— EXTRACTED RECORDS —
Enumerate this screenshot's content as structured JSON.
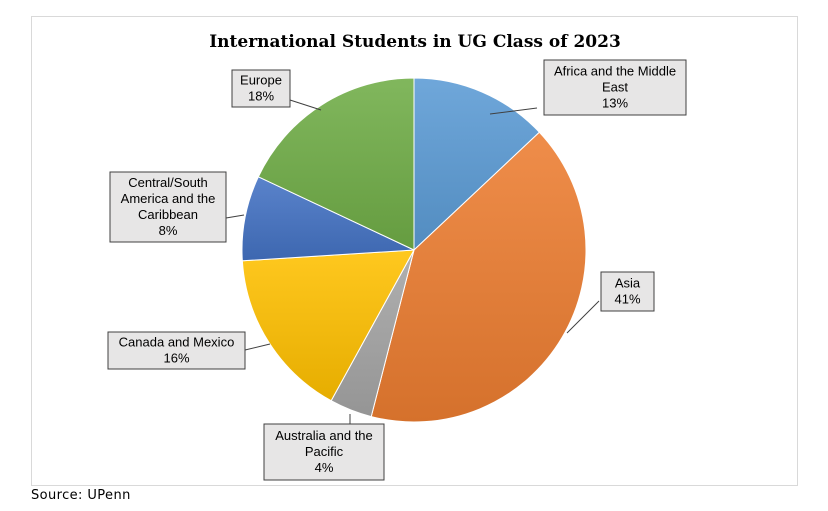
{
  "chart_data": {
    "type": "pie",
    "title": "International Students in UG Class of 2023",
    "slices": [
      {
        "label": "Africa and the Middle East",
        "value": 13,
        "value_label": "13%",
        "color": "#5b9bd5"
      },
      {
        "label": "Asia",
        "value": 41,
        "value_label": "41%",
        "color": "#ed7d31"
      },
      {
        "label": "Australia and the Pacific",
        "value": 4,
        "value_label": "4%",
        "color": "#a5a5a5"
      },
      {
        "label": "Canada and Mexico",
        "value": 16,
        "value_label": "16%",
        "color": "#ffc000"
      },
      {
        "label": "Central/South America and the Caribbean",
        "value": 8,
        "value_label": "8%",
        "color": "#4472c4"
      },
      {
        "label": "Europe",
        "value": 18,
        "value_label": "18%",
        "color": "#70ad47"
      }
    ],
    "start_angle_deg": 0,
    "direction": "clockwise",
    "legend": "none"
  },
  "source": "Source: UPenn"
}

— CHALLENGE —
Repeat the data exactly, without the pictures.

— SOLUTION —
Enumerate this screenshot's content as structured JSON.
{
  "chart_data": {
    "type": "pie",
    "title": "International Students in UG Class of 2023",
    "slices": [
      {
        "label": "Africa and the Middle East",
        "value": 13,
        "value_label": "13%",
        "color": "#5b9bd5"
      },
      {
        "label": "Asia",
        "value": 41,
        "value_label": "41%",
        "color": "#ed7d31"
      },
      {
        "label": "Australia and the Pacific",
        "value": 4,
        "value_label": "4%",
        "color": "#a5a5a5"
      },
      {
        "label": "Canada and Mexico",
        "value": 16,
        "value_label": "16%",
        "color": "#ffc000"
      },
      {
        "label": "Central/South America and the Caribbean",
        "value": 8,
        "value_label": "8%",
        "color": "#4472c4"
      },
      {
        "label": "Europe",
        "value": 18,
        "value_label": "18%",
        "color": "#70ad47"
      }
    ],
    "start_angle_deg": 0,
    "direction": "clockwise",
    "legend": "none"
  },
  "source": "Source: UPenn"
}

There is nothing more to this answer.